Stored items from a collection
_____

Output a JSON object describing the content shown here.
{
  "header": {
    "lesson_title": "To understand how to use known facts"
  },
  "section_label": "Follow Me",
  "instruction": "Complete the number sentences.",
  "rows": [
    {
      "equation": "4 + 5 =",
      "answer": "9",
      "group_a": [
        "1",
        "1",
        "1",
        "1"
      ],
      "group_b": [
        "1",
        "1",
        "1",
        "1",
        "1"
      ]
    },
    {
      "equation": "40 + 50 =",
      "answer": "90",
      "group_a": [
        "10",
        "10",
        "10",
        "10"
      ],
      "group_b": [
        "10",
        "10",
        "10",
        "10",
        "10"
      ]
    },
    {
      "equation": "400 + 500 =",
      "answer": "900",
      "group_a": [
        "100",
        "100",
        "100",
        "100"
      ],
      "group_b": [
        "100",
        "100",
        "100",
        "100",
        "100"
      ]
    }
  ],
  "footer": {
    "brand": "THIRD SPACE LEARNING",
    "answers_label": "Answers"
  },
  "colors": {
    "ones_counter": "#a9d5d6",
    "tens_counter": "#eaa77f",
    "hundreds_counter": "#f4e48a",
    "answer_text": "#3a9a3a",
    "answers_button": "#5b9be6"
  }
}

_____

Directive ▸ Without leaving anything out, quote all the data.

Written response ▸
Output a JSON object describing the content shown here.
{
  "header": {
    "lesson_title": "To understand how to use known facts"
  },
  "section_label": "Follow Me",
  "instruction": "Complete the number sentences.",
  "rows": [
    {
      "equation": "4 + 5 =",
      "answer": "9",
      "group_a": [
        "1",
        "1",
        "1",
        "1"
      ],
      "group_b": [
        "1",
        "1",
        "1",
        "1",
        "1"
      ]
    },
    {
      "equation": "40 + 50 =",
      "answer": "90",
      "group_a": [
        "10",
        "10",
        "10",
        "10"
      ],
      "group_b": [
        "10",
        "10",
        "10",
        "10",
        "10"
      ]
    },
    {
      "equation": "400 + 500 =",
      "answer": "900",
      "group_a": [
        "100",
        "100",
        "100",
        "100"
      ],
      "group_b": [
        "100",
        "100",
        "100",
        "100",
        "100"
      ]
    }
  ],
  "footer": {
    "brand": "THIRD SPACE LEARNING",
    "answers_label": "Answers"
  },
  "colors": {
    "ones_counter": "#a9d5d6",
    "tens_counter": "#eaa77f",
    "hundreds_counter": "#f4e48a",
    "answer_text": "#3a9a3a",
    "answers_button": "#5b9be6"
  }
}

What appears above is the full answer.